►

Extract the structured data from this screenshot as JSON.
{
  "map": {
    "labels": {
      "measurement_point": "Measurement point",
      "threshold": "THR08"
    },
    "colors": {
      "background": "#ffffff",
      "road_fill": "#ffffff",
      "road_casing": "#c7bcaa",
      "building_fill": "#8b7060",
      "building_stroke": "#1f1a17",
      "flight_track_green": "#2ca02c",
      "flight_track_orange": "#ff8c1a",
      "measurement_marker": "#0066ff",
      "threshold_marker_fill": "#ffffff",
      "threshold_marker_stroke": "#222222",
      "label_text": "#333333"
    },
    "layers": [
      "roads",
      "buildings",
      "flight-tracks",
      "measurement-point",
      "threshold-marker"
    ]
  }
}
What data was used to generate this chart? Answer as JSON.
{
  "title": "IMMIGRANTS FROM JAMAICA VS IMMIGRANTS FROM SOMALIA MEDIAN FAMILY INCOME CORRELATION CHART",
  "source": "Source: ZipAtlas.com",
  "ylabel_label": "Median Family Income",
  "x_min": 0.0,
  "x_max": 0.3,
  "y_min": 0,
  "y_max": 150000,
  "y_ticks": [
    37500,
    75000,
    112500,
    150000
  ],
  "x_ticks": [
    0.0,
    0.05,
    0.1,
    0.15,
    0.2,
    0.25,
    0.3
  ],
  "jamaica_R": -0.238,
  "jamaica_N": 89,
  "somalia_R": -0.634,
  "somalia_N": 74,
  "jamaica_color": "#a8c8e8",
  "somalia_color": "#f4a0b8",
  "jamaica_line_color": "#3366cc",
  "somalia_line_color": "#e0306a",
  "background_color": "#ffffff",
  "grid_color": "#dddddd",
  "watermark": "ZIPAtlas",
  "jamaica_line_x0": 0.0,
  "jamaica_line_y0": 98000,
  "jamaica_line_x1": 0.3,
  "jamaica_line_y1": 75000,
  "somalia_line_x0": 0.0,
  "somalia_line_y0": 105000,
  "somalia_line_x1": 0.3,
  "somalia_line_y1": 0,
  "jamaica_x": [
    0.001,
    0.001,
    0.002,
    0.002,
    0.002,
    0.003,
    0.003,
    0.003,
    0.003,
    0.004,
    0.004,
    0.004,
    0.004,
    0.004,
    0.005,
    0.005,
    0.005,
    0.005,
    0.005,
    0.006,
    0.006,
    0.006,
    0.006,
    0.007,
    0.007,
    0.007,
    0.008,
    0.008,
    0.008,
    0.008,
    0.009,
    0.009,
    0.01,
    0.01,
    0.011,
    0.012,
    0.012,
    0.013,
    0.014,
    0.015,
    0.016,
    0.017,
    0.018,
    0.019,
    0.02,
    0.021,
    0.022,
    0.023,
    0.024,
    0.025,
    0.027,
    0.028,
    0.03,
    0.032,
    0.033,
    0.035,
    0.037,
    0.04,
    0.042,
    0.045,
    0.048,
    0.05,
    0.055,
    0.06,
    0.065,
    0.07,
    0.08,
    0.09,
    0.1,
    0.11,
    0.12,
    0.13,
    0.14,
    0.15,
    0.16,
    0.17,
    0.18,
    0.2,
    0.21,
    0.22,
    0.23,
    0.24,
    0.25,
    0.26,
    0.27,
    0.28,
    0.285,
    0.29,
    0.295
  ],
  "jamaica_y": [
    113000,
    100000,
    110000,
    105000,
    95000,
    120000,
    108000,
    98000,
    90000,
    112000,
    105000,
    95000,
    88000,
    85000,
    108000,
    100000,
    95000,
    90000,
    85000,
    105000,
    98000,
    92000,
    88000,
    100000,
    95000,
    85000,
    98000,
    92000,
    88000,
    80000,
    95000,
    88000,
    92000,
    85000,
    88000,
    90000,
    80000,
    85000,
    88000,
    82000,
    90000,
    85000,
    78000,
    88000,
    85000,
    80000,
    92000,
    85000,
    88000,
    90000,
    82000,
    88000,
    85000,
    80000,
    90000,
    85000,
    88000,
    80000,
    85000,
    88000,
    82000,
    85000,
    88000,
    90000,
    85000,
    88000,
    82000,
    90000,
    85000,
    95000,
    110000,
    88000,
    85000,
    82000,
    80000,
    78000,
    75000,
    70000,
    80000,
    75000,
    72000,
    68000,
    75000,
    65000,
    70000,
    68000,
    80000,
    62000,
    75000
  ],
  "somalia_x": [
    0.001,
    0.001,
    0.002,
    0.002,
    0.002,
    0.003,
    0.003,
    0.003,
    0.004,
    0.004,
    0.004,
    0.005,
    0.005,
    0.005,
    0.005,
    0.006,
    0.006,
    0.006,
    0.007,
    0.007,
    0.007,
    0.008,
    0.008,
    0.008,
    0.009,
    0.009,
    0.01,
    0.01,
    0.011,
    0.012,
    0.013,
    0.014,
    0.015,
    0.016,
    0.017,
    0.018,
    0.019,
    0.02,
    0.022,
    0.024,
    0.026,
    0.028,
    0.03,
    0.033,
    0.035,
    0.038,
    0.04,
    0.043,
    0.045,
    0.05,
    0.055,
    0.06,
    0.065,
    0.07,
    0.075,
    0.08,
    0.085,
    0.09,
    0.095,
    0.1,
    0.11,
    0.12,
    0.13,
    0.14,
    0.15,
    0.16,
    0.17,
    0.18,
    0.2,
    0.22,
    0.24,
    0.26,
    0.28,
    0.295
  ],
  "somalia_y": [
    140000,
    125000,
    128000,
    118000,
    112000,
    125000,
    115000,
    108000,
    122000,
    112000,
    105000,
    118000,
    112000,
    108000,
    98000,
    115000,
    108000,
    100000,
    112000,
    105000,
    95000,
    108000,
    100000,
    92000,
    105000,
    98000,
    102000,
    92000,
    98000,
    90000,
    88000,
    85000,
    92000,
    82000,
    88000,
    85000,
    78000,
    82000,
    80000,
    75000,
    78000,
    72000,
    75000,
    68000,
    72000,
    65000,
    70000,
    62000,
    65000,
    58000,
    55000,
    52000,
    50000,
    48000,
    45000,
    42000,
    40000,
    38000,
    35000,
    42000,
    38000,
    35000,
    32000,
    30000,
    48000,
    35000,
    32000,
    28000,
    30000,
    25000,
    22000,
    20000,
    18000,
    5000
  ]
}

◄

Reproduce all of the data exactly as given.

Extract the structured data from this screenshot as JSON.
{
  "map": {
    "labels": {
      "measurement_point": "Measurement point",
      "threshold": "THR08"
    },
    "colors": {
      "background": "#ffffff",
      "road_fill": "#ffffff",
      "road_casing": "#c7bcaa",
      "building_fill": "#8b7060",
      "building_stroke": "#1f1a17",
      "flight_track_green": "#2ca02c",
      "flight_track_orange": "#ff8c1a",
      "measurement_marker": "#0066ff",
      "threshold_marker_fill": "#ffffff",
      "threshold_marker_stroke": "#222222",
      "label_text": "#333333"
    },
    "layers": [
      "roads",
      "buildings",
      "flight-tracks",
      "measurement-point",
      "threshold-marker"
    ]
  }
}
What data was used to generate this chart? Answer as JSON.
{
  "title": "IMMIGRANTS FROM JAMAICA VS IMMIGRANTS FROM SOMALIA MEDIAN FAMILY INCOME CORRELATION CHART",
  "source": "Source: ZipAtlas.com",
  "ylabel_label": "Median Family Income",
  "x_min": 0.0,
  "x_max": 0.3,
  "y_min": 0,
  "y_max": 150000,
  "y_ticks": [
    37500,
    75000,
    112500,
    150000
  ],
  "x_ticks": [
    0.0,
    0.05,
    0.1,
    0.15,
    0.2,
    0.25,
    0.3
  ],
  "jamaica_R": -0.238,
  "jamaica_N": 89,
  "somalia_R": -0.634,
  "somalia_N": 74,
  "jamaica_color": "#a8c8e8",
  "somalia_color": "#f4a0b8",
  "jamaica_line_color": "#3366cc",
  "somalia_line_color": "#e0306a",
  "background_color": "#ffffff",
  "grid_color": "#dddddd",
  "watermark": "ZIPAtlas",
  "jamaica_line_x0": 0.0,
  "jamaica_line_y0": 98000,
  "jamaica_line_x1": 0.3,
  "jamaica_line_y1": 75000,
  "somalia_line_x0": 0.0,
  "somalia_line_y0": 105000,
  "somalia_line_x1": 0.3,
  "somalia_line_y1": 0,
  "jamaica_x": [
    0.001,
    0.001,
    0.002,
    0.002,
    0.002,
    0.003,
    0.003,
    0.003,
    0.003,
    0.004,
    0.004,
    0.004,
    0.004,
    0.004,
    0.005,
    0.005,
    0.005,
    0.005,
    0.005,
    0.006,
    0.006,
    0.006,
    0.006,
    0.007,
    0.007,
    0.007,
    0.008,
    0.008,
    0.008,
    0.008,
    0.009,
    0.009,
    0.01,
    0.01,
    0.011,
    0.012,
    0.012,
    0.013,
    0.014,
    0.015,
    0.016,
    0.017,
    0.018,
    0.019,
    0.02,
    0.021,
    0.022,
    0.023,
    0.024,
    0.025,
    0.027,
    0.028,
    0.03,
    0.032,
    0.033,
    0.035,
    0.037,
    0.04,
    0.042,
    0.045,
    0.048,
    0.05,
    0.055,
    0.06,
    0.065,
    0.07,
    0.08,
    0.09,
    0.1,
    0.11,
    0.12,
    0.13,
    0.14,
    0.15,
    0.16,
    0.17,
    0.18,
    0.2,
    0.21,
    0.22,
    0.23,
    0.24,
    0.25,
    0.26,
    0.27,
    0.28,
    0.285,
    0.29,
    0.295
  ],
  "jamaica_y": [
    113000,
    100000,
    110000,
    105000,
    95000,
    120000,
    108000,
    98000,
    90000,
    112000,
    105000,
    95000,
    88000,
    85000,
    108000,
    100000,
    95000,
    90000,
    85000,
    105000,
    98000,
    92000,
    88000,
    100000,
    95000,
    85000,
    98000,
    92000,
    88000,
    80000,
    95000,
    88000,
    92000,
    85000,
    88000,
    90000,
    80000,
    85000,
    88000,
    82000,
    90000,
    85000,
    78000,
    88000,
    85000,
    80000,
    92000,
    85000,
    88000,
    90000,
    82000,
    88000,
    85000,
    80000,
    90000,
    85000,
    88000,
    80000,
    85000,
    88000,
    82000,
    85000,
    88000,
    90000,
    85000,
    88000,
    82000,
    90000,
    85000,
    95000,
    110000,
    88000,
    85000,
    82000,
    80000,
    78000,
    75000,
    70000,
    80000,
    75000,
    72000,
    68000,
    75000,
    65000,
    70000,
    68000,
    80000,
    62000,
    75000
  ],
  "somalia_x": [
    0.001,
    0.001,
    0.002,
    0.002,
    0.002,
    0.003,
    0.003,
    0.003,
    0.004,
    0.004,
    0.004,
    0.005,
    0.005,
    0.005,
    0.005,
    0.006,
    0.006,
    0.006,
    0.007,
    0.007,
    0.007,
    0.008,
    0.008,
    0.008,
    0.009,
    0.009,
    0.01,
    0.01,
    0.011,
    0.012,
    0.013,
    0.014,
    0.015,
    0.016,
    0.017,
    0.018,
    0.019,
    0.02,
    0.022,
    0.024,
    0.026,
    0.028,
    0.03,
    0.033,
    0.035,
    0.038,
    0.04,
    0.043,
    0.045,
    0.05,
    0.055,
    0.06,
    0.065,
    0.07,
    0.075,
    0.08,
    0.085,
    0.09,
    0.095,
    0.1,
    0.11,
    0.12,
    0.13,
    0.14,
    0.15,
    0.16,
    0.17,
    0.18,
    0.2,
    0.22,
    0.24,
    0.26,
    0.28,
    0.295
  ],
  "somalia_y": [
    140000,
    125000,
    128000,
    118000,
    112000,
    125000,
    115000,
    108000,
    122000,
    112000,
    105000,
    118000,
    112000,
    108000,
    98000,
    115000,
    108000,
    100000,
    112000,
    105000,
    95000,
    108000,
    100000,
    92000,
    105000,
    98000,
    102000,
    92000,
    98000,
    90000,
    88000,
    85000,
    92000,
    82000,
    88000,
    85000,
    78000,
    82000,
    80000,
    75000,
    78000,
    72000,
    75000,
    68000,
    72000,
    65000,
    70000,
    62000,
    65000,
    58000,
    55000,
    52000,
    50000,
    48000,
    45000,
    42000,
    40000,
    38000,
    35000,
    42000,
    38000,
    35000,
    32000,
    30000,
    48000,
    35000,
    32000,
    28000,
    30000,
    25000,
    22000,
    20000,
    18000,
    5000
  ]
}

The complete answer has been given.